DATA PROVIDED:

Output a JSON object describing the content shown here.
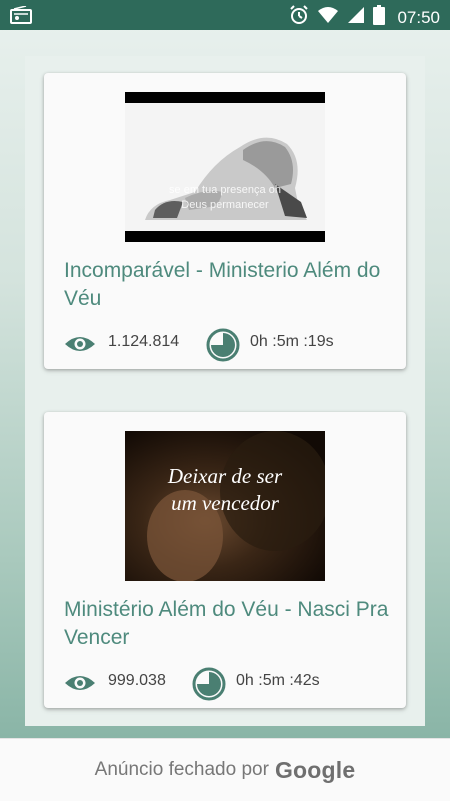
{
  "status_bar": {
    "time": "07:50",
    "icons": [
      "radio-icon",
      "alarm-icon",
      "wifi-icon",
      "signal-icon",
      "battery-icon"
    ]
  },
  "videos": [
    {
      "title": "Incomparável - Ministerio Além do Véu",
      "views": "1.124.814",
      "duration": "0h :5m :19s",
      "thumbnail_text": [
        "se em tua presença oh",
        "Deus permanecer"
      ]
    },
    {
      "title": "Ministério Além do Véu - Nasci Pra Vencer",
      "views": "999.038",
      "duration": "0h :5m :42s",
      "thumbnail_text": [
        "Deixar de ser",
        "um vencedor"
      ]
    }
  ],
  "ad_bar": {
    "text": "Anúncio fechado por",
    "brand": "Google"
  },
  "colors": {
    "status_bar": "#2e6a5a",
    "accent": "#4e8a7d",
    "icon": "#4a7f72"
  }
}
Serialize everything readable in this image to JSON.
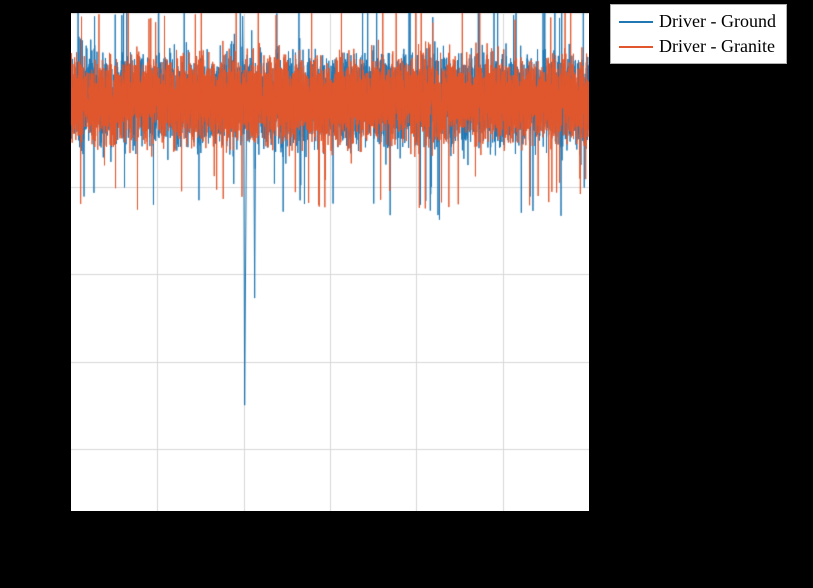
{
  "chart_data": {
    "type": "line",
    "title": "",
    "xlabel": "",
    "ylabel": "",
    "xlim": [
      0,
      6000
    ],
    "ylim": [
      -0.06,
      0.02
    ],
    "x_gridlines": [
      1000,
      2000,
      3000,
      4000,
      5000
    ],
    "y_gridlines": [
      0.02,
      0.006,
      -0.008,
      -0.022,
      -0.036,
      -0.05
    ],
    "legend_position": "outside-right-top",
    "series": [
      {
        "name": "Driver - Ground",
        "color": "#1f77b4",
        "kind": "noise",
        "mean": 0.006,
        "amplitude": 0.012,
        "spike": {
          "x": 2000,
          "low": -0.043,
          "high": 0.0195
        },
        "n": 6000
      },
      {
        "name": "Driver - Granite",
        "color": "#e1562c",
        "kind": "noise",
        "mean": 0.006,
        "amplitude": 0.011,
        "n": 6000
      }
    ]
  },
  "legend": {
    "items": [
      {
        "label": "Driver - Ground",
        "color": "#1f77b4"
      },
      {
        "label": "Driver - Granite",
        "color": "#e1562c"
      }
    ]
  }
}
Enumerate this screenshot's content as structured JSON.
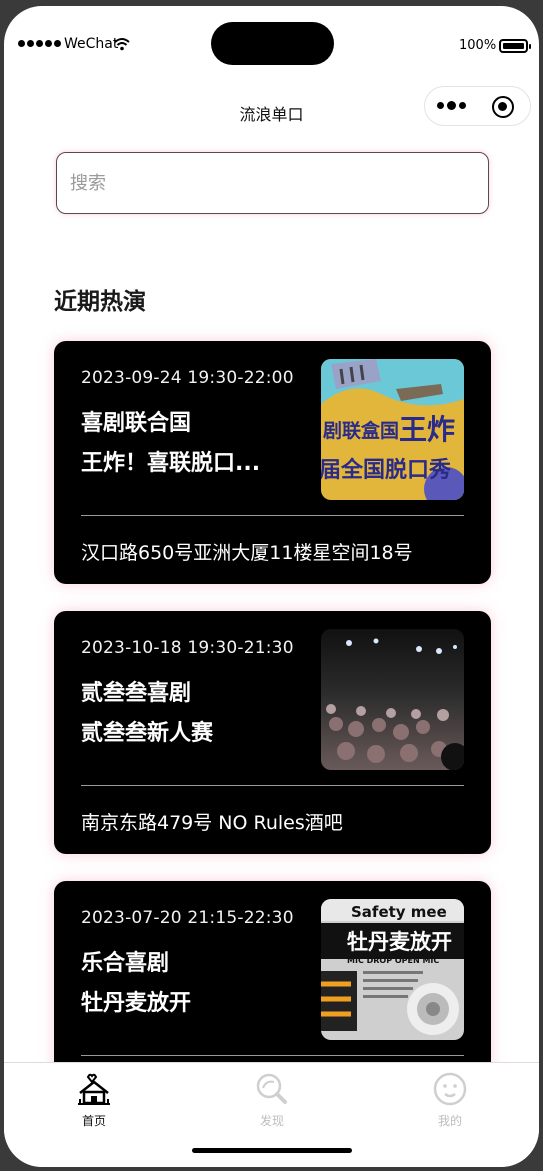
{
  "status_bar": {
    "carrier": "WeChat",
    "battery": "100%"
  },
  "nav": {
    "title": "流浪单口"
  },
  "search": {
    "placeholder": "搜索"
  },
  "section": {
    "title": "近期热演"
  },
  "cards": [
    {
      "time": "2023-09-24 19:30-22:00",
      "troupe": "喜剧联合国",
      "show": "王炸！喜联脱口...",
      "address": "汉口路650号亚洲大厦11楼星空间18号",
      "image_text": [
        "剧联盒国",
        "王炸",
        "届全国脱口秀"
      ]
    },
    {
      "time": "2023-10-18 19:30-21:30",
      "troupe": "贰叁叁喜剧",
      "show": "贰叁叁新人赛",
      "address": "南京东路479号 NO Rules酒吧"
    },
    {
      "time": "2023-07-20 21:15-22:30",
      "troupe": "乐合喜剧",
      "show": "牡丹麦放开",
      "address": "",
      "image_text": [
        "Safety mee",
        "牡丹麦放开",
        "MIC DROP OPEN MIC"
      ]
    }
  ],
  "tabbar": {
    "items": [
      {
        "label": "首页",
        "icon": "home-icon",
        "active": true
      },
      {
        "label": "发现",
        "icon": "discover-icon",
        "active": false
      },
      {
        "label": "我的",
        "icon": "profile-icon",
        "active": false
      }
    ]
  },
  "colors": {
    "card_bg": "#000000",
    "card_glow": "#f07896",
    "inactive_tab": "#bdbdbd"
  }
}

WHAT IS REQUIRED:
Reproduce each line word for word and drop the pictures.

REPLY:
Output a JSON object describing the content shown here.
{
  "status_bar": {
    "time": "07:50",
    "icons": [
      "radio-icon",
      "alarm-icon",
      "wifi-icon",
      "signal-icon",
      "battery-icon"
    ]
  },
  "videos": [
    {
      "title": "Incomparável - Ministerio Além do Véu",
      "views": "1.124.814",
      "duration": "0h :5m :19s",
      "thumbnail_text": [
        "se em tua presença oh",
        "Deus permanecer"
      ]
    },
    {
      "title": "Ministério Além do Véu - Nasci Pra Vencer",
      "views": "999.038",
      "duration": "0h :5m :42s",
      "thumbnail_text": [
        "Deixar de ser",
        "um vencedor"
      ]
    }
  ],
  "ad_bar": {
    "text": "Anúncio fechado por",
    "brand": "Google"
  },
  "colors": {
    "status_bar": "#2e6a5a",
    "accent": "#4e8a7d",
    "icon": "#4a7f72"
  }
}
Serialize everything readable in this image to JSON.
{
  "chart_data": {
    "type": "line",
    "title": "",
    "xlabel": "",
    "ylabel": "",
    "xlim": [
      0,
      6000
    ],
    "ylim": [
      -0.06,
      0.02
    ],
    "x_gridlines": [
      1000,
      2000,
      3000,
      4000,
      5000
    ],
    "y_gridlines": [
      0.02,
      0.006,
      -0.008,
      -0.022,
      -0.036,
      -0.05
    ],
    "legend_position": "outside-right-top",
    "series": [
      {
        "name": "Driver - Ground",
        "color": "#1f77b4",
        "kind": "noise",
        "mean": 0.006,
        "amplitude": 0.012,
        "spike": {
          "x": 2000,
          "low": -0.043,
          "high": 0.0195
        },
        "n": 6000
      },
      {
        "name": "Driver - Granite",
        "color": "#e1562c",
        "kind": "noise",
        "mean": 0.006,
        "amplitude": 0.011,
        "n": 6000
      }
    ]
  },
  "legend": {
    "items": [
      {
        "label": "Driver - Ground",
        "color": "#1f77b4"
      },
      {
        "label": "Driver - Granite",
        "color": "#e1562c"
      }
    ]
  }
}
Enumerate this screenshot's content as structured JSON.
{
  "status_bar": {
    "carrier": "WeChat",
    "battery": "100%"
  },
  "nav": {
    "title": "流浪单口"
  },
  "search": {
    "placeholder": "搜索"
  },
  "section": {
    "title": "近期热演"
  },
  "cards": [
    {
      "time": "2023-09-24 19:30-22:00",
      "troupe": "喜剧联合国",
      "show": "王炸！喜联脱口...",
      "address": "汉口路650号亚洲大厦11楼星空间18号",
      "image_text": [
        "剧联盒国",
        "王炸",
        "届全国脱口秀"
      ]
    },
    {
      "time": "2023-10-18 19:30-21:30",
      "troupe": "贰叁叁喜剧",
      "show": "贰叁叁新人赛",
      "address": "南京东路479号 NO Rules酒吧"
    },
    {
      "time": "2023-07-20 21:15-22:30",
      "troupe": "乐合喜剧",
      "show": "牡丹麦放开",
      "address": "",
      "image_text": [
        "Safety mee",
        "牡丹麦放开",
        "MIC DROP OPEN MIC"
      ]
    }
  ],
  "tabbar": {
    "items": [
      {
        "label": "首页",
        "icon": "home-icon",
        "active": true
      },
      {
        "label": "发现",
        "icon": "discover-icon",
        "active": false
      },
      {
        "label": "我的",
        "icon": "profile-icon",
        "active": false
      }
    ]
  },
  "colors": {
    "card_bg": "#000000",
    "card_glow": "#f07896",
    "inactive_tab": "#bdbdbd"
  }
}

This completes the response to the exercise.